Records for processing =

────────────────

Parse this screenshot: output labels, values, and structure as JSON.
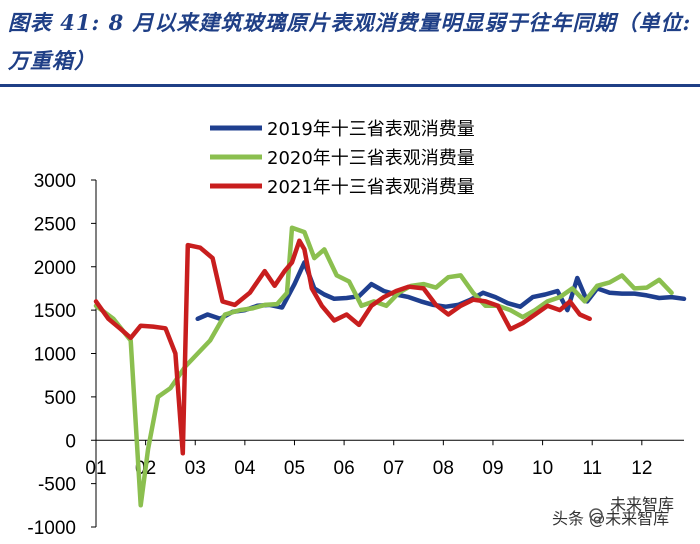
{
  "title": "图表 41:  8 月以来建筑玻璃原片表观消费量明显弱于往年同期（单位: 万重箱）",
  "watermark": {
    "left": "头条 @未来智库",
    "right": "未来智库"
  },
  "colors": {
    "series_2019": "#1f3f8f",
    "series_2020": "#8bbf4f",
    "series_2021": "#c81e1e",
    "title": "#1f3f86"
  },
  "chart_data": {
    "type": "line",
    "title": "",
    "xlabel": "",
    "ylabel": "",
    "ylim": [
      -1000,
      3000
    ],
    "yticks": [
      3000,
      2500,
      2000,
      1500,
      1000,
      500,
      0,
      -500,
      -1000
    ],
    "ytick_labels": [
      "3000",
      "2500",
      "2000",
      "1500",
      "1000",
      "500",
      "0",
      "-500",
      "-1000"
    ],
    "xlim": [
      1,
      12.85
    ],
    "xticks": [
      1,
      2,
      3,
      4,
      5,
      6,
      7,
      8,
      9,
      10,
      11,
      12
    ],
    "xtick_labels": [
      "01",
      "02",
      "03",
      "04",
      "05",
      "06",
      "07",
      "08",
      "09",
      "10",
      "11",
      "12"
    ],
    "legend_position": "top-center",
    "series": [
      {
        "name": "2019年十三省表观消费量",
        "x": [
          3.05,
          3.25,
          3.5,
          3.75,
          4.0,
          4.25,
          4.5,
          4.75,
          5.0,
          5.2,
          5.4,
          5.6,
          5.8,
          6.05,
          6.3,
          6.55,
          6.8,
          7.05,
          7.3,
          7.55,
          7.8,
          8.05,
          8.3,
          8.55,
          8.8,
          9.05,
          9.3,
          9.55,
          9.8,
          10.05,
          10.3,
          10.5,
          10.7,
          10.9,
          11.1,
          11.35,
          11.6,
          11.85,
          12.1,
          12.35,
          12.6,
          12.85
        ],
        "values": [
          1400,
          1450,
          1400,
          1480,
          1500,
          1550,
          1560,
          1530,
          1800,
          2050,
          1750,
          1680,
          1630,
          1640,
          1660,
          1800,
          1720,
          1680,
          1650,
          1600,
          1560,
          1540,
          1560,
          1620,
          1700,
          1650,
          1580,
          1540,
          1650,
          1680,
          1720,
          1500,
          1870,
          1600,
          1750,
          1700,
          1690,
          1690,
          1670,
          1640,
          1650,
          1630
        ]
      },
      {
        "name": "2020年十三省表观消费量",
        "x": [
          1.0,
          1.35,
          1.7,
          1.9,
          2.05,
          2.25,
          2.5,
          2.8,
          3.05,
          3.3,
          3.6,
          3.9,
          4.15,
          4.4,
          4.65,
          4.85,
          4.95,
          5.2,
          5.4,
          5.6,
          5.85,
          6.1,
          6.35,
          6.6,
          6.85,
          7.1,
          7.35,
          7.6,
          7.85,
          8.1,
          8.35,
          8.6,
          8.85,
          9.1,
          9.35,
          9.6,
          9.85,
          10.1,
          10.35,
          10.6,
          10.85,
          11.1,
          11.35,
          11.6,
          11.85,
          12.1,
          12.35,
          12.6
        ],
        "values": [
          1550,
          1400,
          1150,
          -750,
          -100,
          500,
          600,
          850,
          1000,
          1150,
          1450,
          1500,
          1520,
          1560,
          1570,
          1700,
          2450,
          2400,
          2100,
          2200,
          1900,
          1830,
          1550,
          1600,
          1550,
          1700,
          1780,
          1800,
          1760,
          1880,
          1900,
          1700,
          1550,
          1550,
          1500,
          1420,
          1500,
          1600,
          1650,
          1750,
          1600,
          1780,
          1820,
          1900,
          1750,
          1760,
          1850,
          1700
        ]
      },
      {
        "name": "2021年十三省表观消费量",
        "x": [
          1.0,
          1.25,
          1.5,
          1.7,
          1.9,
          2.15,
          2.4,
          2.6,
          2.75,
          2.85,
          3.1,
          3.35,
          3.55,
          3.8,
          4.1,
          4.4,
          4.6,
          4.8,
          4.95,
          5.1,
          5.2,
          5.35,
          5.55,
          5.8,
          6.05,
          6.3,
          6.55,
          6.8,
          7.05,
          7.3,
          7.6,
          7.85,
          8.1,
          8.35,
          8.6,
          8.85,
          9.1,
          9.35,
          9.6,
          9.85,
          10.1,
          10.35,
          10.55,
          10.75,
          10.95
        ],
        "values": [
          1600,
          1400,
          1280,
          1180,
          1320,
          1310,
          1290,
          1000,
          -150,
          2250,
          2220,
          2100,
          1600,
          1560,
          1700,
          1950,
          1780,
          1950,
          2050,
          2300,
          2200,
          1750,
          1550,
          1380,
          1450,
          1330,
          1550,
          1650,
          1720,
          1770,
          1750,
          1560,
          1450,
          1550,
          1620,
          1600,
          1550,
          1280,
          1350,
          1450,
          1550,
          1500,
          1600,
          1450,
          1400
        ]
      }
    ]
  }
}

────────────────

Work to do =
All of the material above is to be copied exactly, except for its images.

Written reply =
Parse this screenshot: output labels, values, and structure as JSON.
{
  "title": "图表 41:  8 月以来建筑玻璃原片表观消费量明显弱于往年同期（单位: 万重箱）",
  "watermark": {
    "left": "头条 @未来智库",
    "right": "未来智库"
  },
  "colors": {
    "series_2019": "#1f3f8f",
    "series_2020": "#8bbf4f",
    "series_2021": "#c81e1e",
    "title": "#1f3f86"
  },
  "chart_data": {
    "type": "line",
    "title": "",
    "xlabel": "",
    "ylabel": "",
    "ylim": [
      -1000,
      3000
    ],
    "yticks": [
      3000,
      2500,
      2000,
      1500,
      1000,
      500,
      0,
      -500,
      -1000
    ],
    "ytick_labels": [
      "3000",
      "2500",
      "2000",
      "1500",
      "1000",
      "500",
      "0",
      "-500",
      "-1000"
    ],
    "xlim": [
      1,
      12.85
    ],
    "xticks": [
      1,
      2,
      3,
      4,
      5,
      6,
      7,
      8,
      9,
      10,
      11,
      12
    ],
    "xtick_labels": [
      "01",
      "02",
      "03",
      "04",
      "05",
      "06",
      "07",
      "08",
      "09",
      "10",
      "11",
      "12"
    ],
    "legend_position": "top-center",
    "series": [
      {
        "name": "2019年十三省表观消费量",
        "x": [
          3.05,
          3.25,
          3.5,
          3.75,
          4.0,
          4.25,
          4.5,
          4.75,
          5.0,
          5.2,
          5.4,
          5.6,
          5.8,
          6.05,
          6.3,
          6.55,
          6.8,
          7.05,
          7.3,
          7.55,
          7.8,
          8.05,
          8.3,
          8.55,
          8.8,
          9.05,
          9.3,
          9.55,
          9.8,
          10.05,
          10.3,
          10.5,
          10.7,
          10.9,
          11.1,
          11.35,
          11.6,
          11.85,
          12.1,
          12.35,
          12.6,
          12.85
        ],
        "values": [
          1400,
          1450,
          1400,
          1480,
          1500,
          1550,
          1560,
          1530,
          1800,
          2050,
          1750,
          1680,
          1630,
          1640,
          1660,
          1800,
          1720,
          1680,
          1650,
          1600,
          1560,
          1540,
          1560,
          1620,
          1700,
          1650,
          1580,
          1540,
          1650,
          1680,
          1720,
          1500,
          1870,
          1600,
          1750,
          1700,
          1690,
          1690,
          1670,
          1640,
          1650,
          1630
        ]
      },
      {
        "name": "2020年十三省表观消费量",
        "x": [
          1.0,
          1.35,
          1.7,
          1.9,
          2.05,
          2.25,
          2.5,
          2.8,
          3.05,
          3.3,
          3.6,
          3.9,
          4.15,
          4.4,
          4.65,
          4.85,
          4.95,
          5.2,
          5.4,
          5.6,
          5.85,
          6.1,
          6.35,
          6.6,
          6.85,
          7.1,
          7.35,
          7.6,
          7.85,
          8.1,
          8.35,
          8.6,
          8.85,
          9.1,
          9.35,
          9.6,
          9.85,
          10.1,
          10.35,
          10.6,
          10.85,
          11.1,
          11.35,
          11.6,
          11.85,
          12.1,
          12.35,
          12.6
        ],
        "values": [
          1550,
          1400,
          1150,
          -750,
          -100,
          500,
          600,
          850,
          1000,
          1150,
          1450,
          1500,
          1520,
          1560,
          1570,
          1700,
          2450,
          2400,
          2100,
          2200,
          1900,
          1830,
          1550,
          1600,
          1550,
          1700,
          1780,
          1800,
          1760,
          1880,
          1900,
          1700,
          1550,
          1550,
          1500,
          1420,
          1500,
          1600,
          1650,
          1750,
          1600,
          1780,
          1820,
          1900,
          1750,
          1760,
          1850,
          1700
        ]
      },
      {
        "name": "2021年十三省表观消费量",
        "x": [
          1.0,
          1.25,
          1.5,
          1.7,
          1.9,
          2.15,
          2.4,
          2.6,
          2.75,
          2.85,
          3.1,
          3.35,
          3.55,
          3.8,
          4.1,
          4.4,
          4.6,
          4.8,
          4.95,
          5.1,
          5.2,
          5.35,
          5.55,
          5.8,
          6.05,
          6.3,
          6.55,
          6.8,
          7.05,
          7.3,
          7.6,
          7.85,
          8.1,
          8.35,
          8.6,
          8.85,
          9.1,
          9.35,
          9.6,
          9.85,
          10.1,
          10.35,
          10.55,
          10.75,
          10.95
        ],
        "values": [
          1600,
          1400,
          1280,
          1180,
          1320,
          1310,
          1290,
          1000,
          -150,
          2250,
          2220,
          2100,
          1600,
          1560,
          1700,
          1950,
          1780,
          1950,
          2050,
          2300,
          2200,
          1750,
          1550,
          1380,
          1450,
          1330,
          1550,
          1650,
          1720,
          1770,
          1750,
          1560,
          1450,
          1550,
          1620,
          1600,
          1550,
          1280,
          1350,
          1450,
          1550,
          1500,
          1600,
          1450,
          1400
        ]
      }
    ]
  }
}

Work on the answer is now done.